*Data records*
#####

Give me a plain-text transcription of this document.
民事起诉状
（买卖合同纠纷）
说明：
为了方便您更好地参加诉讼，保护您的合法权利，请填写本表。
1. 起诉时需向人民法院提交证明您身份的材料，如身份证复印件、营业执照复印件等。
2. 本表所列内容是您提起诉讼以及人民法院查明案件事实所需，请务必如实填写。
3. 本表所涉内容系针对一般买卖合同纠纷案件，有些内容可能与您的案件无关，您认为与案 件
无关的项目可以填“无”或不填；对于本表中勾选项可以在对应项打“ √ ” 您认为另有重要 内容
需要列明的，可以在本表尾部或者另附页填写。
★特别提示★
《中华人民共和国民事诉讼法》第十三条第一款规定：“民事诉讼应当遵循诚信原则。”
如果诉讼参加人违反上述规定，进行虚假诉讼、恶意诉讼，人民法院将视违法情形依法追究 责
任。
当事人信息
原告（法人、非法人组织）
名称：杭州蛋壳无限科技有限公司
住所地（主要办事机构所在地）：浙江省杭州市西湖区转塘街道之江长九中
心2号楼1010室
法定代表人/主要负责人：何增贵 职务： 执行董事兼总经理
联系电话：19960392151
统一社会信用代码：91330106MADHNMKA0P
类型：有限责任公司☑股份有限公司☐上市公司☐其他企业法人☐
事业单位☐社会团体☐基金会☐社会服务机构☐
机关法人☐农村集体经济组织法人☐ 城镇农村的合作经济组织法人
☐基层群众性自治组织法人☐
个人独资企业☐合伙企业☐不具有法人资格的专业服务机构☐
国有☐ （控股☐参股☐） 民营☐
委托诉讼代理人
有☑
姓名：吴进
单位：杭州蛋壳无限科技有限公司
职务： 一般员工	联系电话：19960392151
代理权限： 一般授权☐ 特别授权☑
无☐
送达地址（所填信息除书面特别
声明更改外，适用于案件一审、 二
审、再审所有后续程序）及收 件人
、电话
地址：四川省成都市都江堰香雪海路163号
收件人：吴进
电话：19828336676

#####

*Job*
Reproduce the data shown above exactly.

*Finished answer*
Give me a plain-text transcription of this document.
民事起诉状
（买卖合同纠纷）
说明：
为了方便您更好地参加诉讼，保护您的合法权利，请填写本表。
1. 起诉时需向人民法院提交证明您身份的材料，如身份证复印件、营业执照复印件等。
2. 本表所列内容是您提起诉讼以及人民法院查明案件事实所需，请务必如实填写。
3. 本表所涉内容系针对一般买卖合同纠纷案件，有些内容可能与您的案件无关，您认为与案 件
无关的项目可以填“无”或不填；对于本表中勾选项可以在对应项打“ √ ” 您认为另有重要 内容
需要列明的，可以在本表尾部或者另附页填写。
★特别提示★
《中华人民共和国民事诉讼法》第十三条第一款规定：“民事诉讼应当遵循诚信原则。”
如果诉讼参加人违反上述规定，进行虚假诉讼、恶意诉讼，人民法院将视违法情形依法追究 责
任。
当事人信息
原告（法人、非法人组织）
名称：杭州蛋壳无限科技有限公司
住所地（主要办事机构所在地）：浙江省杭州市西湖区转塘街道之江长九中
心2号楼1010室
法定代表人/主要负责人：何增贵 职务： 执行董事兼总经理
联系电话：19960392151
统一社会信用代码：91330106MADHNMKA0P
类型：有限责任公司☑股份有限公司☐上市公司☐其他企业法人☐
事业单位☐社会团体☐基金会☐社会服务机构☐
机关法人☐农村集体经济组织法人☐ 城镇农村的合作经济组织法人
☐基层群众性自治组织法人☐
个人独资企业☐合伙企业☐不具有法人资格的专业服务机构☐
国有☐ （控股☐参股☐） 民营☐
委托诉讼代理人
有☑
姓名：吴进
单位：杭州蛋壳无限科技有限公司
职务： 一般员工	联系电话：19960392151
代理权限： 一般授权☐ 特别授权☑
无☐
送达地址（所填信息除书面特别
声明更改外，适用于案件一审、 二
审、再审所有后续程序）及收 件人
、电话
地址：四川省成都市都江堰香雪海路163号
收件人：吴进
电话：19828336676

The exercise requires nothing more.